### Directions for this task
Copy out all the lines in the records that include the word "position".

--- start Provided records ---

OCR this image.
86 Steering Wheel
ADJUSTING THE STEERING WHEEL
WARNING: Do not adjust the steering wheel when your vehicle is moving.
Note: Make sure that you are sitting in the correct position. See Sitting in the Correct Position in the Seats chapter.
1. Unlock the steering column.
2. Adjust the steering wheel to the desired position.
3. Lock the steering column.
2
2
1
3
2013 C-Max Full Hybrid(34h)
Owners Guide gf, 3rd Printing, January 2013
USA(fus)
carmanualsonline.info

--- end Provided records ---
--- start Provided records ---

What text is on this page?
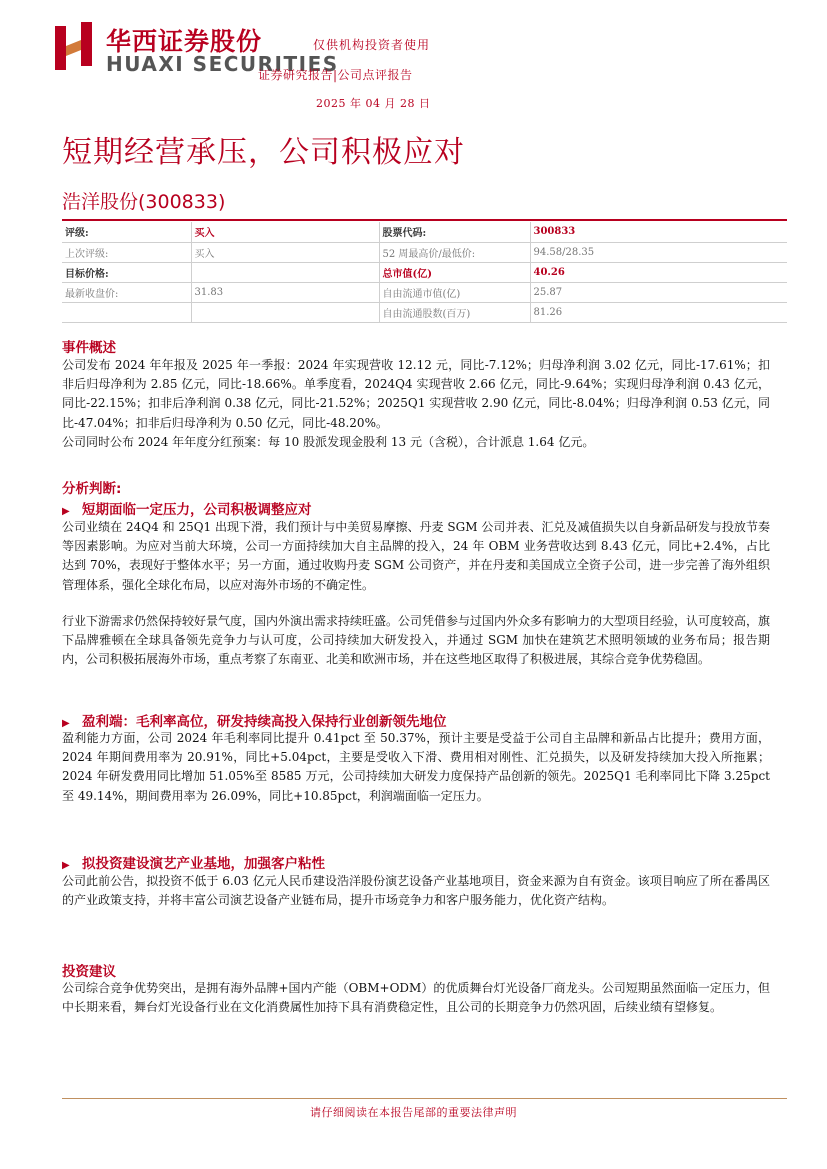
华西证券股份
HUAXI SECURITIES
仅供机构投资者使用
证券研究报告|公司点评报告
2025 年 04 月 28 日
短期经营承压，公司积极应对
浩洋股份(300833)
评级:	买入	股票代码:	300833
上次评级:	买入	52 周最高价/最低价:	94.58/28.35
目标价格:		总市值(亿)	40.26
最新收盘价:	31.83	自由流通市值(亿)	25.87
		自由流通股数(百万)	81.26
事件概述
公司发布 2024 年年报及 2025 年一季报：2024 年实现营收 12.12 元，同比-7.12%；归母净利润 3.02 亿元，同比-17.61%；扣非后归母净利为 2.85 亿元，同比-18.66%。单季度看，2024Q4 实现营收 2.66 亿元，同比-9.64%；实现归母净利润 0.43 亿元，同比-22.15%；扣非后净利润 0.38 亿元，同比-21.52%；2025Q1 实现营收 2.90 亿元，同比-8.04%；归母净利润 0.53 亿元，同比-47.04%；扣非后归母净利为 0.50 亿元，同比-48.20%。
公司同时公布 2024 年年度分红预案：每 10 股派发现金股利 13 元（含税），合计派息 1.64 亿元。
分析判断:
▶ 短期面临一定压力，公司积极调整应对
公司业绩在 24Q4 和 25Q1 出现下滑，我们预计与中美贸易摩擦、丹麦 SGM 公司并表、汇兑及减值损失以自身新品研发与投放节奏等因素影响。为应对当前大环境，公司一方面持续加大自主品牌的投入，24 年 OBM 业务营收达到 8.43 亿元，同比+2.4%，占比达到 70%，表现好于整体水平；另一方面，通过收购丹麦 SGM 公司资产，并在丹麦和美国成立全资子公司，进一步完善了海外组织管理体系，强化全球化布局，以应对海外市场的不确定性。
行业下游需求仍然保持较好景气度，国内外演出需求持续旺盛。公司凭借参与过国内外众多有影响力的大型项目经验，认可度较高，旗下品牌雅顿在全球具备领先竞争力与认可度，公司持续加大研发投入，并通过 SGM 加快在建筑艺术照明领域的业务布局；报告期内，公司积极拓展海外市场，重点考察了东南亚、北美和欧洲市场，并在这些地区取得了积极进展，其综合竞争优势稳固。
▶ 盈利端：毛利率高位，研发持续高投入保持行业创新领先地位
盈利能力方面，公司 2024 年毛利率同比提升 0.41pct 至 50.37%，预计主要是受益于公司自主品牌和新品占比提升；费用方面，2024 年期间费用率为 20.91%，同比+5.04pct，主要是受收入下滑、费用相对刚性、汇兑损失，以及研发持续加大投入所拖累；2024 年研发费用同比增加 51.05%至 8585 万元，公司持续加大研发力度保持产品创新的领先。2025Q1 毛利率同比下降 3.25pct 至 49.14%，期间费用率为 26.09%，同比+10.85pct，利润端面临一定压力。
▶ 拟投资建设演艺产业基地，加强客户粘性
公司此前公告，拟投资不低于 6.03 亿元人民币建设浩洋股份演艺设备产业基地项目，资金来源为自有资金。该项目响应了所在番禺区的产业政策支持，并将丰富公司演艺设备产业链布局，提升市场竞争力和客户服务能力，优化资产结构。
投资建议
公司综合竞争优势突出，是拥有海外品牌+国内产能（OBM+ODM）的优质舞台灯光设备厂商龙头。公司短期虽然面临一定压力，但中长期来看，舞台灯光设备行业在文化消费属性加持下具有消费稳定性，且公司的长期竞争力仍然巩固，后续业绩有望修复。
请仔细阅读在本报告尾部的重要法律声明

--- end Provided records ---

### Expected answer
Note: Make sure that you are sitting in the correct position. See Sitting in the Correct Position in the Seats chapter.
2. Adjust the steering wheel to the desired position.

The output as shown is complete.